## Your instructions
Change "Public cost" to "Public spending" everywhere in the records from the first line through the line containing "bar-segment <box>42 6 148 35</box>", and give those lines again with nothing else altered.

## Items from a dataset
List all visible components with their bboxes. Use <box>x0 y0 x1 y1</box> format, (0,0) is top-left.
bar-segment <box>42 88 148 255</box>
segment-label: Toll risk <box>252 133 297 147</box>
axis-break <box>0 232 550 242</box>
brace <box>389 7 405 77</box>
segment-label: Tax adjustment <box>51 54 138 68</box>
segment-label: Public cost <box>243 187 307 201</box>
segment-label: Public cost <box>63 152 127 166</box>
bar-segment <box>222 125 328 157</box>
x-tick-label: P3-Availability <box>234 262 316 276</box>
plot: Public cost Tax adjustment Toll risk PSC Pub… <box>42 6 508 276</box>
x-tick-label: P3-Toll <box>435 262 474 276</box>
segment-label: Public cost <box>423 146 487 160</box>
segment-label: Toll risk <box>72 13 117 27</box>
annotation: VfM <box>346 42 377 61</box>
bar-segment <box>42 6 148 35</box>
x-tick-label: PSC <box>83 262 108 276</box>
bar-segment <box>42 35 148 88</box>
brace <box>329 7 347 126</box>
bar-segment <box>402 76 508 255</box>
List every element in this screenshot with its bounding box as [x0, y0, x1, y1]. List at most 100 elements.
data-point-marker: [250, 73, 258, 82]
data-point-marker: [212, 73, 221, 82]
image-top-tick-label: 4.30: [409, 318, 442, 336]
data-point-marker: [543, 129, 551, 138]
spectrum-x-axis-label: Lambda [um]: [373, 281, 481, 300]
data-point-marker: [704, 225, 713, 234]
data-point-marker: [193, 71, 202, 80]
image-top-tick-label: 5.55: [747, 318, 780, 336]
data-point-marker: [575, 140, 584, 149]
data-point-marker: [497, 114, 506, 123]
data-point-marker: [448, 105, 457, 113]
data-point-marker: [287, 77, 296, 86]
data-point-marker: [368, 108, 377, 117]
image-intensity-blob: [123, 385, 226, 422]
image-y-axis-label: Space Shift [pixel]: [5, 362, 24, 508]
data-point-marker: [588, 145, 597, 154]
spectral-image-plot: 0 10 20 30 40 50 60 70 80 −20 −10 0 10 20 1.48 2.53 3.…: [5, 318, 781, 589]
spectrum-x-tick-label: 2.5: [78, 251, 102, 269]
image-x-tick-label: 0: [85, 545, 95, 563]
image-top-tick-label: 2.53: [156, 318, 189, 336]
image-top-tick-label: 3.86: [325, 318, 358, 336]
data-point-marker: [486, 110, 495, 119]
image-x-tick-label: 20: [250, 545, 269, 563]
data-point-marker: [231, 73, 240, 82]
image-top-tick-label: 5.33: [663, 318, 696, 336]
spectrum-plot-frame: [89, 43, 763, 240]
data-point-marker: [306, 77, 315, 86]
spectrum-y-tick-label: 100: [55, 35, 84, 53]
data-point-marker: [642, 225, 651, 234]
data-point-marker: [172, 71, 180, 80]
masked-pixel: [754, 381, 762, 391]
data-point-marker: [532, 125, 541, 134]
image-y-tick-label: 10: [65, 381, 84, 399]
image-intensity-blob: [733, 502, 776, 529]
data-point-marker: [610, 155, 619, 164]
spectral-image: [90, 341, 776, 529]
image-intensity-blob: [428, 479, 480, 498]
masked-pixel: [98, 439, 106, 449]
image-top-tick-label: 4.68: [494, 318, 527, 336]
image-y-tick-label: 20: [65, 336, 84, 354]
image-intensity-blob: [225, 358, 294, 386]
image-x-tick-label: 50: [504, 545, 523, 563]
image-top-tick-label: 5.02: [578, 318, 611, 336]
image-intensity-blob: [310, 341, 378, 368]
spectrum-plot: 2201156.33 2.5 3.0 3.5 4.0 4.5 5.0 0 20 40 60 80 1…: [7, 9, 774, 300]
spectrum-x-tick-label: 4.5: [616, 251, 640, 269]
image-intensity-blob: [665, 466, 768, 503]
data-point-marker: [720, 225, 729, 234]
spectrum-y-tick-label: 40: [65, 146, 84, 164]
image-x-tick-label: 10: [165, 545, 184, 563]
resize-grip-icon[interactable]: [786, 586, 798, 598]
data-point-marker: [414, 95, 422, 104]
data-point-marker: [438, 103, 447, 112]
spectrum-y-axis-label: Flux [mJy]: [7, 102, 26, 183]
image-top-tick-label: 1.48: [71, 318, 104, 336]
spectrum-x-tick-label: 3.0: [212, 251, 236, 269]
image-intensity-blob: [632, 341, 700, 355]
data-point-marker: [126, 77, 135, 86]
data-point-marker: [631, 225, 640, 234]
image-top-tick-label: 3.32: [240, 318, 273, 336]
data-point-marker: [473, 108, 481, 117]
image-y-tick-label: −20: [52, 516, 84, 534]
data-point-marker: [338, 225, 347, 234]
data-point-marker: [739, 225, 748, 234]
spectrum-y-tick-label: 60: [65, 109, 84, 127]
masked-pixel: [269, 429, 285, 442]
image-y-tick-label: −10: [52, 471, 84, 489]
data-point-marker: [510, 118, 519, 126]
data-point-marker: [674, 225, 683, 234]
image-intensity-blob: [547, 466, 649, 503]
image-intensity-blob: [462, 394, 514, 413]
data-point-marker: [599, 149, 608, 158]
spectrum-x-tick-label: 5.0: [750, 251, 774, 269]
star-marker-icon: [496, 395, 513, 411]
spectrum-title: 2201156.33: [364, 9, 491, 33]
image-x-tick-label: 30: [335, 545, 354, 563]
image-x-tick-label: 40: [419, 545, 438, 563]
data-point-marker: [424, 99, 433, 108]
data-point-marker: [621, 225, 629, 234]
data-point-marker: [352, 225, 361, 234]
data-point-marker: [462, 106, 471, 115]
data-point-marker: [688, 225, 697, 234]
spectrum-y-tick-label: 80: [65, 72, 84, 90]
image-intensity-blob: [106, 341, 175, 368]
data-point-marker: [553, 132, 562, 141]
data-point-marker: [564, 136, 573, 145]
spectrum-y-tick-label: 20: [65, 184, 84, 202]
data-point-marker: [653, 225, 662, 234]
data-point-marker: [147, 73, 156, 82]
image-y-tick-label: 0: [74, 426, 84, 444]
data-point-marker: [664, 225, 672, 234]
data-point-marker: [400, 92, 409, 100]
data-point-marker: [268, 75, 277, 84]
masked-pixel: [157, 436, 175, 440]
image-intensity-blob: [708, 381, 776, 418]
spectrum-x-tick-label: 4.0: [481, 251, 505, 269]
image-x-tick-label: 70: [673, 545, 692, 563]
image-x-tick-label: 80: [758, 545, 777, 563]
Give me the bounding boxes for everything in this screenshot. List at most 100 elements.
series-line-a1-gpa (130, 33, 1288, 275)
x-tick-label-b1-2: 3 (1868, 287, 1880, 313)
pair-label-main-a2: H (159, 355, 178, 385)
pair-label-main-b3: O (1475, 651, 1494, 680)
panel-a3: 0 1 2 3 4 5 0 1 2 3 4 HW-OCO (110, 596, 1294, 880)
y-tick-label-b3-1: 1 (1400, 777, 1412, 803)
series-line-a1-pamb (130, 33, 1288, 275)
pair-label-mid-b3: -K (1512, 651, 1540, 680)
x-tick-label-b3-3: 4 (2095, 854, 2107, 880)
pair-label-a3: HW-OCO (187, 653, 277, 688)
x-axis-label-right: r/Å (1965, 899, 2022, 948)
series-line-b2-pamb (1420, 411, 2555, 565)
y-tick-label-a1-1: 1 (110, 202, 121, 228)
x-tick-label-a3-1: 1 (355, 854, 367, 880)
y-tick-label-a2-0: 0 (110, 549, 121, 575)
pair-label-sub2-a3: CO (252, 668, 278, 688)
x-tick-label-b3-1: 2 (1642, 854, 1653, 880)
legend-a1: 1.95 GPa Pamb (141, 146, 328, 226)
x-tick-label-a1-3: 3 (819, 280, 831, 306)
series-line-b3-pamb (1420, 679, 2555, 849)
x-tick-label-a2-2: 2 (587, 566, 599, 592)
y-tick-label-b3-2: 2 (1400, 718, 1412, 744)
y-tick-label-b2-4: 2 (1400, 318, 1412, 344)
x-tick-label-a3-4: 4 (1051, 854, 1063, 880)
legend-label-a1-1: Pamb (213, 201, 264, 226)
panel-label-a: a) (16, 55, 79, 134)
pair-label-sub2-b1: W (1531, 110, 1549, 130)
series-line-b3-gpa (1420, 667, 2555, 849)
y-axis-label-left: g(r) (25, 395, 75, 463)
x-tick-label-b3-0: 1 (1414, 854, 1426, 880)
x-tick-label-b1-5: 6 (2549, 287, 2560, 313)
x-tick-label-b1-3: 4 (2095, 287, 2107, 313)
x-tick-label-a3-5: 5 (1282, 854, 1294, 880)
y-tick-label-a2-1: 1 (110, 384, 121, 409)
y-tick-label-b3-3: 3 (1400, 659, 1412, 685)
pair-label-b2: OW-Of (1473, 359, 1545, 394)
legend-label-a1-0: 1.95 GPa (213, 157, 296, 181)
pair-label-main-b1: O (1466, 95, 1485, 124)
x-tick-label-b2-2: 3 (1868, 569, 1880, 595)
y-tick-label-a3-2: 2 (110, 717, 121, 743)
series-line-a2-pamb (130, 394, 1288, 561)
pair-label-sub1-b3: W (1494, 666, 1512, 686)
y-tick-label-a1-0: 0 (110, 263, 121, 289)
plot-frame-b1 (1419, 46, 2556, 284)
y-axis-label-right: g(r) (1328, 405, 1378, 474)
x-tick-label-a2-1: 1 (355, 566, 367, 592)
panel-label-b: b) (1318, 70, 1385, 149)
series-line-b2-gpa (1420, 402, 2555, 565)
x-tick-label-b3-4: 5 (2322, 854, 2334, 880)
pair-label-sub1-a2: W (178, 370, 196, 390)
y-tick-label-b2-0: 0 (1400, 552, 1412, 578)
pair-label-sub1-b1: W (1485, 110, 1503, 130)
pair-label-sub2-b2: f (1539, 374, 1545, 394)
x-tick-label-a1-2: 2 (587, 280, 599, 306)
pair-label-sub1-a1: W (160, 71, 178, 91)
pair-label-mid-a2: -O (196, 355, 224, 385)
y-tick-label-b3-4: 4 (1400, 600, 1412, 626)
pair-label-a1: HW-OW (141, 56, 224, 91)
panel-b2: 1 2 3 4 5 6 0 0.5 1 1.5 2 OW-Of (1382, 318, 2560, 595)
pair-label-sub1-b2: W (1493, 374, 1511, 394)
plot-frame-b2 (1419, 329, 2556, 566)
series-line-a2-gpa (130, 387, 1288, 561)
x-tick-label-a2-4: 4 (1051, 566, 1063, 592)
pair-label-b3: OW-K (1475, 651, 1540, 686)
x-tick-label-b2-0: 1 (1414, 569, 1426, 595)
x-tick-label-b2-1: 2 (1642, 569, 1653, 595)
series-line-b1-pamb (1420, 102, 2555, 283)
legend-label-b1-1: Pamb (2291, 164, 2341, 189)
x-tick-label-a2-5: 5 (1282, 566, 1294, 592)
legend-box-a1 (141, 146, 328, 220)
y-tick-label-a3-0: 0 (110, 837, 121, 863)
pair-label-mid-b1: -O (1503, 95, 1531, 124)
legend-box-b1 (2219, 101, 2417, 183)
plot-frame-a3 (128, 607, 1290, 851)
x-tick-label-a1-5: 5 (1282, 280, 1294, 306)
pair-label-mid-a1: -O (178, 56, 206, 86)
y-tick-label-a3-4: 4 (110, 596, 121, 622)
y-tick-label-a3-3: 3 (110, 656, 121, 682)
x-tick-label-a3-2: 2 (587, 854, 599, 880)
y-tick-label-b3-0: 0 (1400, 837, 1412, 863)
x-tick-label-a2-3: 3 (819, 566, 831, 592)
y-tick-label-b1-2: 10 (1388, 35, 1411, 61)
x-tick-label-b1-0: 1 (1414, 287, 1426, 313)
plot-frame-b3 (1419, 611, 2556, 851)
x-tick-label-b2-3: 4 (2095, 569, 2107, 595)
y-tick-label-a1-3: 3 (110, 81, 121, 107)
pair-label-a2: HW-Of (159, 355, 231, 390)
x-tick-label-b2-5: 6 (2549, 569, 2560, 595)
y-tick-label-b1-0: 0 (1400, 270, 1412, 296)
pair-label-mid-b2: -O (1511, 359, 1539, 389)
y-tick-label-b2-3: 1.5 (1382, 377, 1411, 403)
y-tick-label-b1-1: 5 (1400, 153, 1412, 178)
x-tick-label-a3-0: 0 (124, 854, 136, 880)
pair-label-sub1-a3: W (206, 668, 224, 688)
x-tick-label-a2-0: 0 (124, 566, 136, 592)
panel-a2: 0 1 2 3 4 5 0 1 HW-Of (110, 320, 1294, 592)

## Reply
List all visible components with their bboxes. Use <box>x0 y0 x1 y1</box> format, (0,0) is top-left.
bar-segment <box>42 88 148 255</box>
segment-label: Toll risk <box>252 133 297 147</box>
axis-break <box>0 232 550 242</box>
brace <box>389 7 405 77</box>
segment-label: Tax adjustment <box>51 54 138 68</box>
segment-label: Public spending <box>243 187 307 201</box>
segment-label: Public spending <box>63 152 127 166</box>
bar-segment <box>222 125 328 157</box>
x-tick-label: P3-Availability <box>234 262 316 276</box>
plot: Public spending Tax adjustment Toll risk PSC Pub… <box>42 6 508 276</box>
x-tick-label: P3-Toll <box>435 262 474 276</box>
segment-label: Public spending <box>423 146 487 160</box>
segment-label: Toll risk <box>72 13 117 27</box>
annotation: VfM <box>346 42 377 61</box>
bar-segment <box>42 6 148 35</box>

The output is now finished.